• _Written instruction_
Can you write out the stretch of the Zambian copper passage from "With the above, it" through "specific natural endowment." word for word?

• _Document text_
++++

Lastly and definitely the most important role of mining one would argue is revenue contribution to government treasury. While the above benefits are all significant, it is increasingly recognized that the most important potential benefit of mining is the contribution the sector makes to government revenue. Between independence and the start of state control of the mines in 1972, a large proportion of government revenue was derived from mining tax. Much of Zambia’s public infrastructure was built during this period, largely financed by mining. This source of public revenue dried up owing to falling copper prices and nationalization, forcing substantial cutbacks in public expenditure. Now the mines are once again (mainly) privately owned, it is important that government secures a fair share of the industry’s revenues and uses them for the benefit of all Zambians.
With the above, it is clear that copper plays a critical role in Zambia’s economy and any price fluctuations are most surely going to impact on the growth of the economy. Reflecting on current trends, economic growth slowed down to 3.2 percent in 2015, which was attributed to the sharp depreciation of the exchange rate that raised the cost of imports and weak copper prices that impacted negatively on mining production (Bank of Zambia, 2015). Copper dominates the external trade of Zambia, and the nominal exchange rate has little short term impact on metal production or export. Zambia does not export copper because of comparative advantage. In the case of Zambia, copper exports result from a specific natural endowment.
E. Manufacturing Industry
Many of the country’s large copper-mining and -processing operations are located in Copperbelt Province in north-central Zambia. The Government retains minority interest in most of the large copper projects through its holding company, Zambia Consolidated Copper Mines Investments Holdings Plc (ZCCM-IH). The mining sector is administered by the Geological Survey Department, the Mines Development Department, and the Mines Safety Department of the Ministry of Mines and Minerals Development. The Ministry of Commerce, Trade and Industry oversees the industrial manufacturing sector. Much of the mineral industry’s electrical power was distributed by Copperbelt Energy Corporation Plc (CEC), which was owned by the Zambian Energy Corporation Ltd. of Ireland (52% equity) and ZCCM I-IH (20%). CEC purchased the majority of its power from ZESCO Ltd., which was a Government parasternal company. ZESCO’s 2,337 megawatts (MW) of generating capacity was powered dominantly by hydroelectric facilities and several small isolated diesel-fueled power stations.
In 2015, shortfalls in electricity supplies resulted from decreased hydroelectric generation owing to lower rainfalls and reservoir levels. In July 2015, ZESCO requested that the mining sector reduce demand load by 30% from September to December. The CEC imported 30% of its supply from the South African Power Pool to make up for the domestic supply deficit. The Energy Regulation Board of Zambia reported that the mining sector’s consumption of electricity increased by 6.4% to 6,245.6 gigawatthours (GWh) in 2015 from 5,871.3 GWh in 2014.

++++

• _Supplied entries_
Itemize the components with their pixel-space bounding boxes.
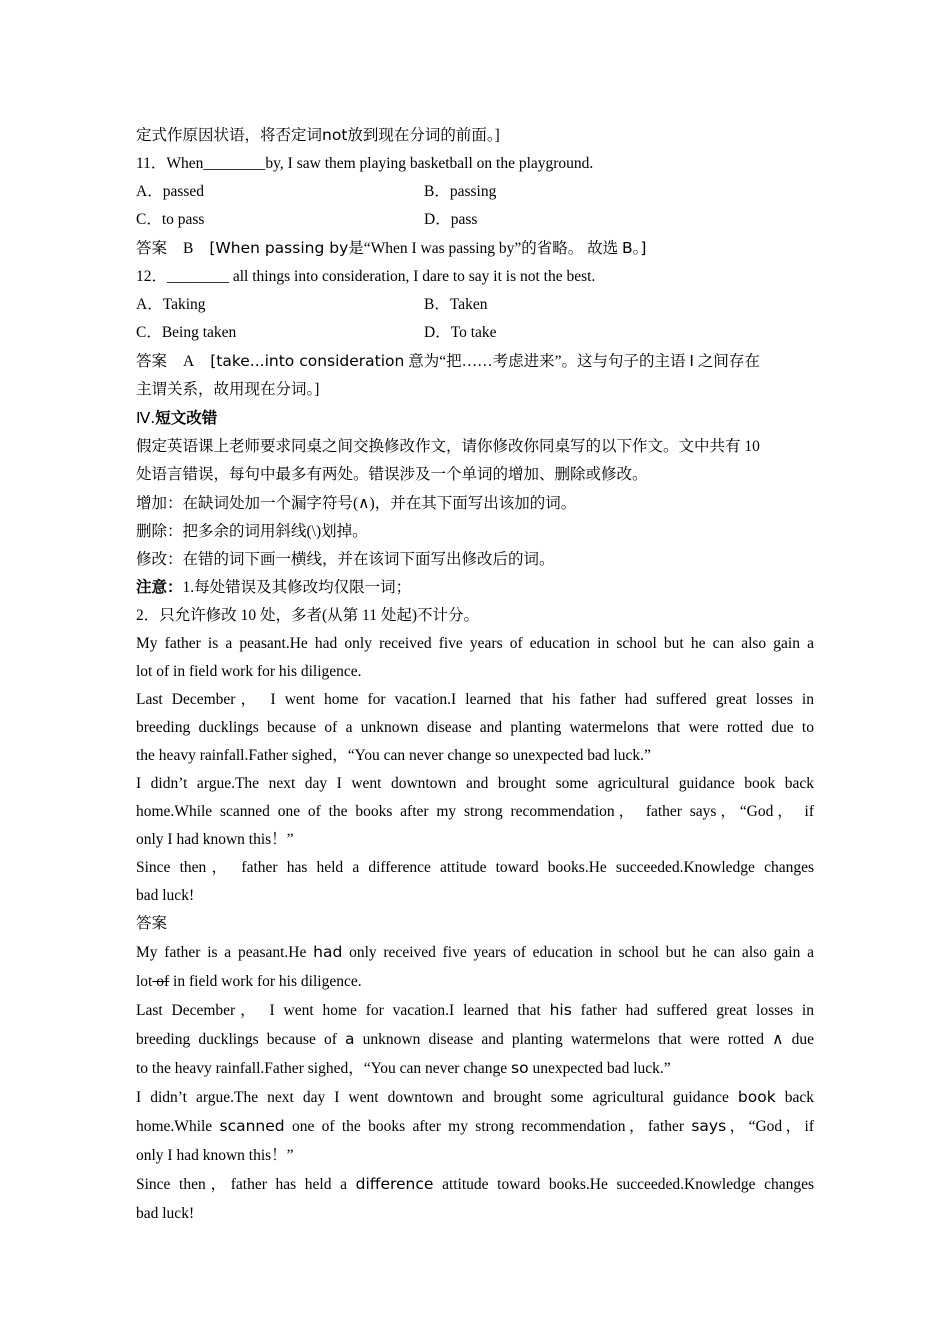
answer-letter: B — [183, 240, 194, 257]
passage-line: My father is a peasant.He had only received five years of education in school but he can also gain a — [136, 635, 814, 652]
text: attitude toward books.He succeeded.Knowledge changes — [433, 1176, 814, 1193]
passage-line: Last December， I went home for vacation.I learned that his father had suffered great losses in — [136, 691, 814, 708]
answer-label: 答案 — [136, 240, 168, 257]
correction-mark: scanned — [219, 1117, 285, 1135]
option-a: A．passed — [136, 183, 205, 200]
passage-line: bad luck! — [136, 887, 195, 904]
deleted-word: of — [152, 973, 170, 990]
option-b: B．Taken — [424, 296, 488, 313]
explanation-text: 意为“把……考虑进来”。这与句子的主语 — [408, 353, 686, 370]
answer-letter: A — [183, 353, 195, 370]
instruction-add — [136, 489, 814, 518]
note-label: 注意： — [136, 579, 183, 596]
instructions-line-2: 处语言错误，每句中最多有两处。错误涉及一个单词的增加、删除或修改。 — [136, 466, 648, 483]
instructions-line-1: 假定英语课上老师要求同桌之间交换修改作文，请你修改你同桌写的以下作文。文中共有 10 — [136, 438, 760, 455]
explanation-end: B。] — [622, 239, 647, 257]
explanation-keyword: [take...into consideration — [210, 352, 405, 370]
section-title: 短文改错 — [155, 410, 218, 427]
section-number: Ⅳ. — [136, 409, 156, 427]
passage-line: I didn’t argue.The next day I went downtown and brought some agricultural guidance book back — [136, 775, 814, 792]
text: My father is a peasant.He — [136, 944, 314, 961]
question-11-options-row-2 — [136, 206, 814, 234]
text: home.While — [136, 1118, 220, 1135]
section-heading — [136, 404, 814, 433]
option-a: A．Taking — [136, 296, 206, 313]
document-page — [136, 121, 814, 1228]
text: )，并在其下面写出该加的词。 — [369, 495, 577, 512]
passage-line: Since then， father has held a difference attitude toward books.He succeeded.Knowledge changes — [136, 859, 814, 876]
instruction-delete: 删除：把多余的词用斜线(\)划掉。 — [136, 523, 368, 540]
corrected-line — [136, 1054, 814, 1083]
previous-explanation-tail — [136, 121, 814, 150]
passage-line: breeding ducklings because of a unknown disease and planting watermelons that were rotted due to — [136, 719, 814, 736]
question-11-stem: 11．When________by, I saw them playing basketball on the playground. — [136, 155, 594, 172]
corrected-line: only I had known this！” — [136, 1147, 294, 1164]
instruction-modify: 修改：在错的词下画一横线，并在该词下面写出修改后的词。 — [136, 551, 555, 568]
option-d: D．To take — [424, 324, 497, 341]
corrected-line — [136, 1083, 814, 1112]
instruction-note-2: 2．只允许修改 10 处，多者(从第 11 处起)不计分。 — [136, 607, 479, 624]
correction-mark: so — [511, 1059, 529, 1077]
answer-heading: 答案 — [136, 915, 168, 932]
corrected-line — [136, 1025, 814, 1054]
passage-line: lot of in field work for his diligence. — [136, 663, 362, 680]
text: unknown disease and planting watermelons that were rotted — [354, 1031, 773, 1048]
correction-mark: had — [313, 943, 343, 961]
text: breeding ducklings because of — [136, 1031, 346, 1048]
corrected-line — [136, 1112, 814, 1141]
instruction-note — [136, 574, 814, 602]
text: lot — [136, 973, 153, 990]
answer-label: 答案 — [136, 353, 168, 370]
insertion-caret: ∧ — [772, 1030, 784, 1048]
text: due — [783, 1031, 815, 1048]
corrected-line — [136, 938, 814, 967]
corrected-line: bad luck! — [136, 1205, 195, 1222]
caret-symbol: ∧ — [358, 494, 370, 512]
correction-mark: his — [549, 1001, 572, 1019]
option-c: C．to pass — [136, 211, 205, 228]
correction-mark: says — [691, 1117, 727, 1135]
text: unexpected bad luck.” — [528, 1060, 671, 1077]
keyword: not — [322, 126, 348, 144]
text: 增加：在缺词处加一个漏字符号( — [136, 495, 359, 512]
corrected-line — [136, 996, 814, 1025]
note-1: 1.每处错误及其修改均仅限一词； — [182, 579, 412, 596]
text: Last December， I went home for vacation.I learned that — [136, 1002, 550, 1019]
text: Since then，father has held a — [136, 1176, 356, 1193]
text: ，“God，if — [726, 1118, 814, 1135]
passage-line: only I had known this！” — [136, 831, 294, 848]
explanation-text: 是“When I was passing by”的省略。 故选 — [348, 240, 619, 257]
text: back — [775, 1089, 814, 1106]
option-b: B．passing — [424, 183, 497, 200]
passage-line: home.While scanned one of the books after my strong recommendation， father says，“God， if — [136, 803, 814, 820]
question-12-options-row-2 — [136, 319, 814, 347]
question-12-stem: 12．________ all things into consideration, I dare to say it is not the best. — [136, 268, 596, 285]
option-c: C．Being taken — [136, 324, 237, 341]
correction-mark: a — [345, 1030, 355, 1048]
question-11-answer — [136, 234, 814, 263]
explanation-subject: I — [689, 352, 694, 370]
question-12-options-row-1 — [136, 291, 814, 319]
correction-mark: book — [737, 1088, 776, 1106]
text: in field work for his diligence. — [169, 973, 362, 990]
text: 放到现在分词的前面。] — [347, 127, 500, 144]
passage-line: the heavy rainfall.Father sighed，“You can never change so unexpected bad luck.” — [136, 747, 651, 764]
question-12-answer-cont: 主谓关系，故用现在分词。] — [136, 381, 320, 398]
text: father had suffered great losses in — [571, 1002, 814, 1019]
text: I didn’t argue.The next day I went downtown and brought some agricultural guidance — [136, 1089, 738, 1106]
text: one of the books after my strong recommendation，father — [284, 1118, 692, 1135]
corrected-line — [136, 967, 814, 996]
option-d: D．pass — [424, 211, 478, 228]
correction-mark: difference — [355, 1175, 434, 1193]
text: only received five years of education in school but he can also gain a — [342, 944, 814, 961]
question-12-answer — [136, 347, 814, 376]
explanation-text-2: 之间存在 — [697, 353, 760, 370]
explanation-keyword: [When passing by — [209, 239, 349, 257]
text: to the heavy rainfall.Father sighed，“You can never change — [136, 1060, 512, 1077]
question-11-options-row-1 — [136, 178, 814, 206]
corrected-line — [136, 1170, 814, 1199]
text: 定式作原因状语，将否定词 — [136, 127, 323, 144]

++++

• _Finished exercise_
With the above, it is clear that copper plays a critical role in Zambia’s economy and any price fluctuations are most surely going to impact on the growth of the economy. Reflecting on current trends, economic growth slowed down to 3.2 percent in 2015, which was attributed to the sharp depreciation of the exchange rate that raised the cost of imports and weak copper prices that impacted negatively on mining production (Bank of Zambia, 2015). Copper dominates the external trade of Zambia, and the nominal exchange rate has little short term impact on metal production or export. Zambia does not export copper because of comparative advantage. In the case of Zambia, copper exports result from a specific natural endowment.